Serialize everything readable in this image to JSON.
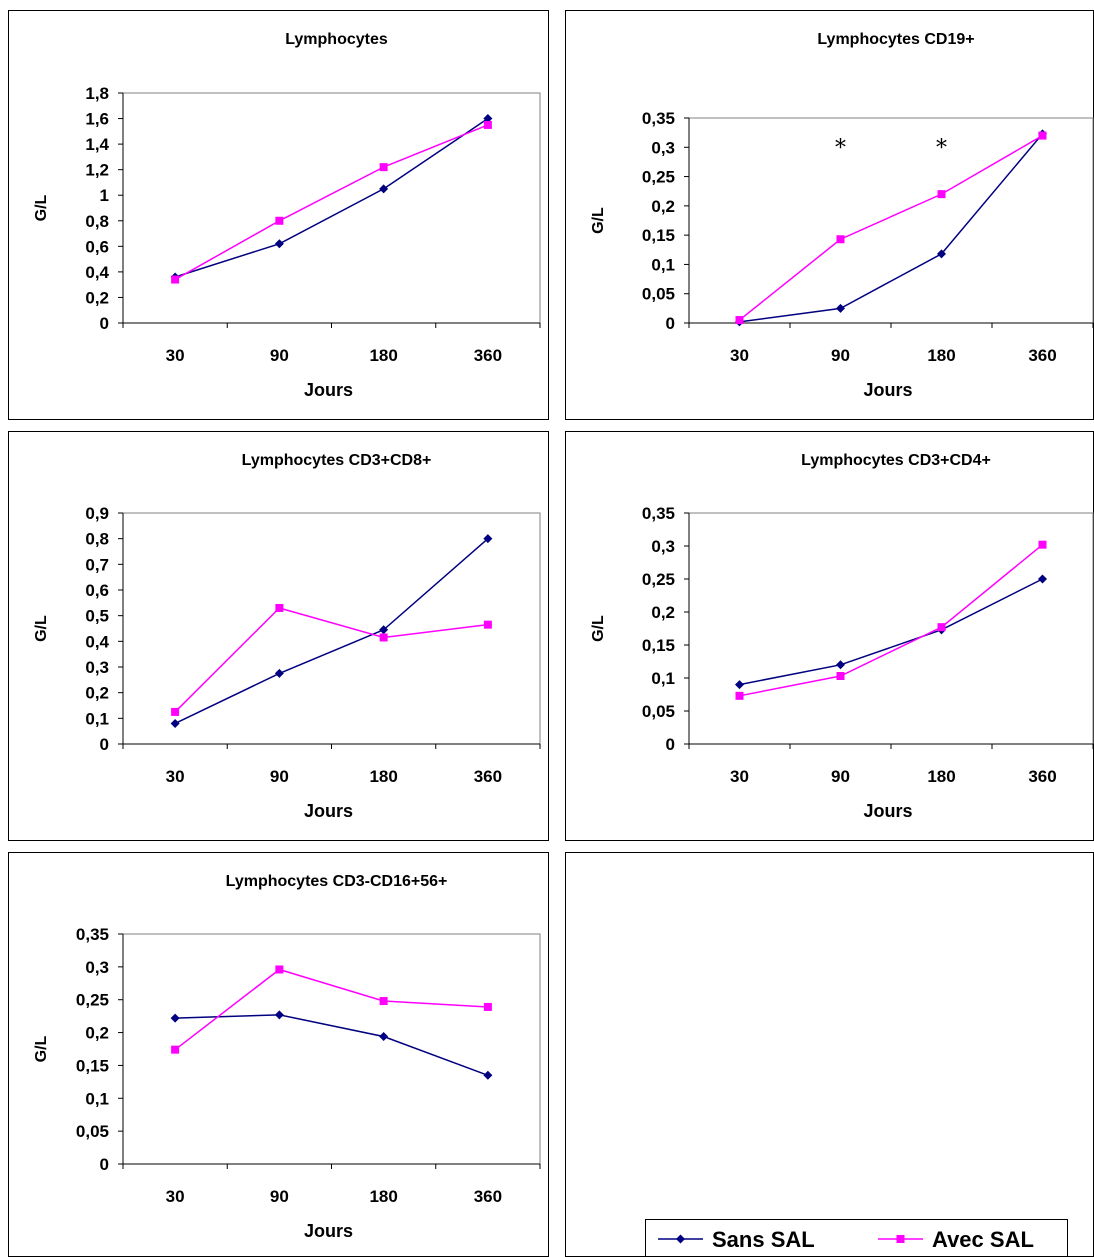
{
  "series_styles": [
    {
      "color": "#000080",
      "marker": "diamond"
    },
    {
      "color": "#ff00ff",
      "marker": "square"
    }
  ],
  "legend": {
    "entries": [
      "Sans SAL",
      "Avec SAL"
    ]
  },
  "chart_data": [
    {
      "type": "line",
      "title": "Lymphocytes",
      "xlabel": "Jours",
      "ylabel": "G/L",
      "categories": [
        "30",
        "90",
        "180",
        "360"
      ],
      "ylim": [
        0,
        1.8
      ],
      "yticks": [
        "0",
        "0,2",
        "0,4",
        "0,6",
        "0,8",
        "1",
        "1,2",
        "1,4",
        "1,6",
        "1,8"
      ],
      "series": [
        {
          "name": "Sans SAL",
          "values": [
            0.36,
            0.62,
            1.05,
            1.6
          ]
        },
        {
          "name": "Avec SAL",
          "values": [
            0.34,
            0.8,
            1.22,
            1.55
          ]
        }
      ],
      "annotations": []
    },
    {
      "type": "line",
      "title": "Lymphocytes CD19+",
      "xlabel": "Jours",
      "ylabel": "G/L",
      "categories": [
        "30",
        "90",
        "180",
        "360"
      ],
      "ylim": [
        0,
        0.35
      ],
      "yticks": [
        "0",
        "0,05",
        "0,1",
        "0,15",
        "0,2",
        "0,25",
        "0,3",
        "0,35"
      ],
      "series": [
        {
          "name": "Sans SAL",
          "values": [
            0.002,
            0.025,
            0.118,
            0.323
          ]
        },
        {
          "name": "Avec SAL",
          "values": [
            0.005,
            0.143,
            0.22,
            0.32
          ]
        }
      ],
      "annotations": [
        {
          "text": "*",
          "category": "90"
        },
        {
          "text": "*",
          "category": "180"
        }
      ]
    },
    {
      "type": "line",
      "title": "Lymphocytes CD3+CD8+",
      "xlabel": "Jours",
      "ylabel": "G/L",
      "categories": [
        "30",
        "90",
        "180",
        "360"
      ],
      "ylim": [
        0,
        0.9
      ],
      "yticks": [
        "0",
        "0,1",
        "0,2",
        "0,3",
        "0,4",
        "0,5",
        "0,6",
        "0,7",
        "0,8",
        "0,9"
      ],
      "series": [
        {
          "name": "Sans SAL",
          "values": [
            0.08,
            0.275,
            0.445,
            0.8
          ]
        },
        {
          "name": "Avec SAL",
          "values": [
            0.125,
            0.53,
            0.415,
            0.465
          ]
        }
      ],
      "annotations": []
    },
    {
      "type": "line",
      "title": "Lymphocytes CD3+CD4+",
      "xlabel": "Jours",
      "ylabel": "G/L",
      "categories": [
        "30",
        "90",
        "180",
        "360"
      ],
      "ylim": [
        0,
        0.35
      ],
      "yticks": [
        "0",
        "0,05",
        "0,1",
        "0,15",
        "0,2",
        "0,25",
        "0,3",
        "0,35"
      ],
      "series": [
        {
          "name": "Sans SAL",
          "values": [
            0.09,
            0.12,
            0.173,
            0.25
          ]
        },
        {
          "name": "Avec SAL",
          "values": [
            0.073,
            0.103,
            0.177,
            0.302
          ]
        }
      ],
      "annotations": []
    },
    {
      "type": "line",
      "title": "Lymphocytes CD3-CD16+56+",
      "xlabel": "Jours",
      "ylabel": "G/L",
      "categories": [
        "30",
        "90",
        "180",
        "360"
      ],
      "ylim": [
        0,
        0.35
      ],
      "yticks": [
        "0",
        "0,05",
        "0,1",
        "0,15",
        "0,2",
        "0,25",
        "0,3",
        "0,35"
      ],
      "series": [
        {
          "name": "Sans SAL",
          "values": [
            0.222,
            0.227,
            0.194,
            0.135
          ]
        },
        {
          "name": "Avec SAL",
          "values": [
            0.174,
            0.296,
            0.248,
            0.239
          ]
        }
      ],
      "annotations": []
    }
  ]
}
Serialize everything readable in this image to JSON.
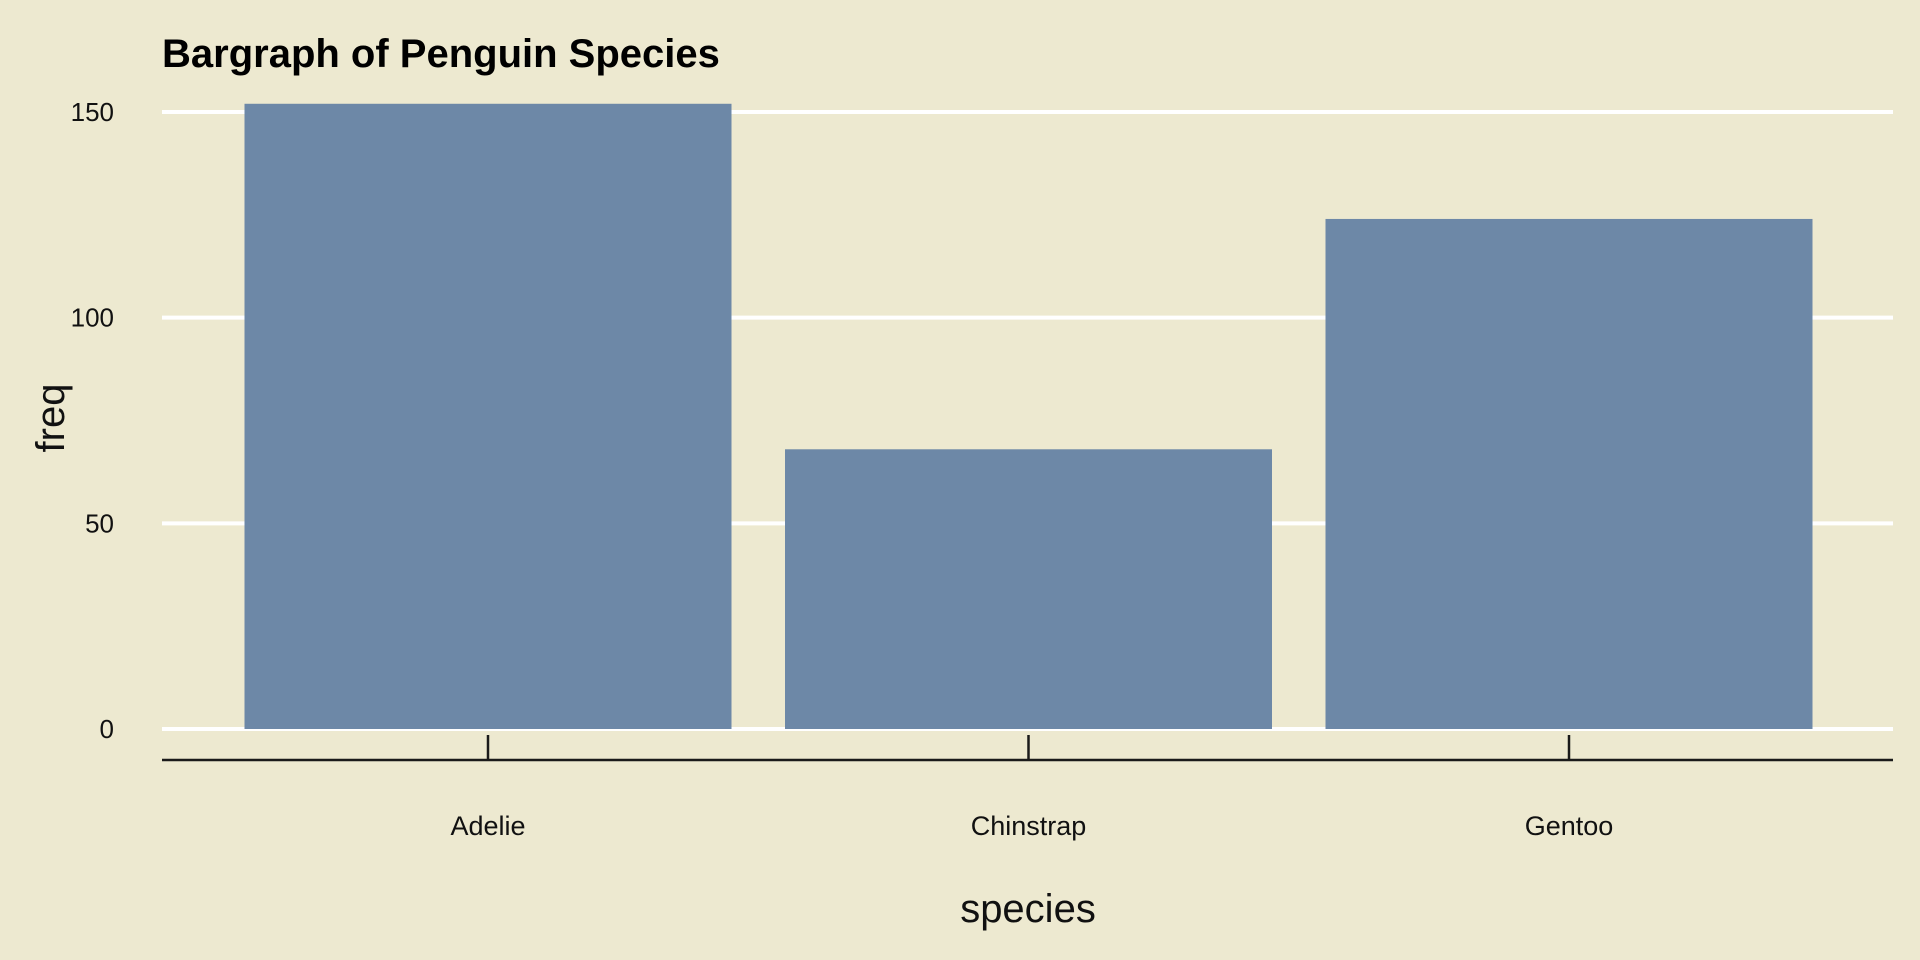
{
  "colors": {
    "background": "#ede9d0",
    "bar": "#6d88a7",
    "gridline": "#ffffff",
    "axis": "#1a1a1a",
    "text": "#111111"
  },
  "chart_data": {
    "type": "bar",
    "title": "Bargraph of Penguin Species",
    "xlabel": "species",
    "ylabel": "freq",
    "categories": [
      "Adelie",
      "Chinstrap",
      "Gentoo"
    ],
    "values": [
      152,
      68,
      124
    ],
    "ylim": [
      0,
      152
    ],
    "yticks": [
      0,
      50,
      100,
      150
    ],
    "ytick_labels": [
      "0",
      "50",
      "100",
      "150"
    ],
    "grid": "horizontal"
  }
}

----------

THE TASK: Above are the records; reproduce them exactly and leave out the pictures.

OUTPUT:
Serialize everything readable in this image to JSON.
{
  "series_styles": [
    {
      "color": "#000080",
      "marker": "diamond"
    },
    {
      "color": "#ff00ff",
      "marker": "square"
    }
  ],
  "legend": {
    "entries": [
      "Sans SAL",
      "Avec SAL"
    ]
  },
  "chart_data": [
    {
      "type": "line",
      "title": "Lymphocytes",
      "xlabel": "Jours",
      "ylabel": "G/L",
      "categories": [
        "30",
        "90",
        "180",
        "360"
      ],
      "ylim": [
        0,
        1.8
      ],
      "yticks": [
        "0",
        "0,2",
        "0,4",
        "0,6",
        "0,8",
        "1",
        "1,2",
        "1,4",
        "1,6",
        "1,8"
      ],
      "series": [
        {
          "name": "Sans SAL",
          "values": [
            0.36,
            0.62,
            1.05,
            1.6
          ]
        },
        {
          "name": "Avec SAL",
          "values": [
            0.34,
            0.8,
            1.22,
            1.55
          ]
        }
      ],
      "annotations": []
    },
    {
      "type": "line",
      "title": "Lymphocytes CD19+",
      "xlabel": "Jours",
      "ylabel": "G/L",
      "categories": [
        "30",
        "90",
        "180",
        "360"
      ],
      "ylim": [
        0,
        0.35
      ],
      "yticks": [
        "0",
        "0,05",
        "0,1",
        "0,15",
        "0,2",
        "0,25",
        "0,3",
        "0,35"
      ],
      "series": [
        {
          "name": "Sans SAL",
          "values": [
            0.002,
            0.025,
            0.118,
            0.323
          ]
        },
        {
          "name": "Avec SAL",
          "values": [
            0.005,
            0.143,
            0.22,
            0.32
          ]
        }
      ],
      "annotations": [
        {
          "text": "*",
          "category": "90"
        },
        {
          "text": "*",
          "category": "180"
        }
      ]
    },
    {
      "type": "line",
      "title": "Lymphocytes CD3+CD8+",
      "xlabel": "Jours",
      "ylabel": "G/L",
      "categories": [
        "30",
        "90",
        "180",
        "360"
      ],
      "ylim": [
        0,
        0.9
      ],
      "yticks": [
        "0",
        "0,1",
        "0,2",
        "0,3",
        "0,4",
        "0,5",
        "0,6",
        "0,7",
        "0,8",
        "0,9"
      ],
      "series": [
        {
          "name": "Sans SAL",
          "values": [
            0.08,
            0.275,
            0.445,
            0.8
          ]
        },
        {
          "name": "Avec SAL",
          "values": [
            0.125,
            0.53,
            0.415,
            0.465
          ]
        }
      ],
      "annotations": []
    },
    {
      "type": "line",
      "title": "Lymphocytes CD3+CD4+",
      "xlabel": "Jours",
      "ylabel": "G/L",
      "categories": [
        "30",
        "90",
        "180",
        "360"
      ],
      "ylim": [
        0,
        0.35
      ],
      "yticks": [
        "0",
        "0,05",
        "0,1",
        "0,15",
        "0,2",
        "0,25",
        "0,3",
        "0,35"
      ],
      "series": [
        {
          "name": "Sans SAL",
          "values": [
            0.09,
            0.12,
            0.173,
            0.25
          ]
        },
        {
          "name": "Avec SAL",
          "values": [
            0.073,
            0.103,
            0.177,
            0.302
          ]
        }
      ],
      "annotations": []
    },
    {
      "type": "line",
      "title": "Lymphocytes CD3-CD16+56+",
      "xlabel": "Jours",
      "ylabel": "G/L",
      "categories": [
        "30",
        "90",
        "180",
        "360"
      ],
      "ylim": [
        0,
        0.35
      ],
      "yticks": [
        "0",
        "0,05",
        "0,1",
        "0,15",
        "0,2",
        "0,25",
        "0,3",
        "0,35"
      ],
      "series": [
        {
          "name": "Sans SAL",
          "values": [
            0.222,
            0.227,
            0.194,
            0.135
          ]
        },
        {
          "name": "Avec SAL",
          "values": [
            0.174,
            0.296,
            0.248,
            0.239
          ]
        }
      ],
      "annotations": []
    }
  ]
}
Serialize everything readable in this image to JSON.
{
  "colors": {
    "background": "#ede9d0",
    "bar": "#6d88a7",
    "gridline": "#ffffff",
    "axis": "#1a1a1a",
    "text": "#111111"
  },
  "chart_data": {
    "type": "bar",
    "title": "Bargraph of Penguin Species",
    "xlabel": "species",
    "ylabel": "freq",
    "categories": [
      "Adelie",
      "Chinstrap",
      "Gentoo"
    ],
    "values": [
      152,
      68,
      124
    ],
    "ylim": [
      0,
      152
    ],
    "yticks": [
      0,
      50,
      100,
      150
    ],
    "ytick_labels": [
      "0",
      "50",
      "100",
      "150"
    ],
    "grid": "horizontal"
  }
}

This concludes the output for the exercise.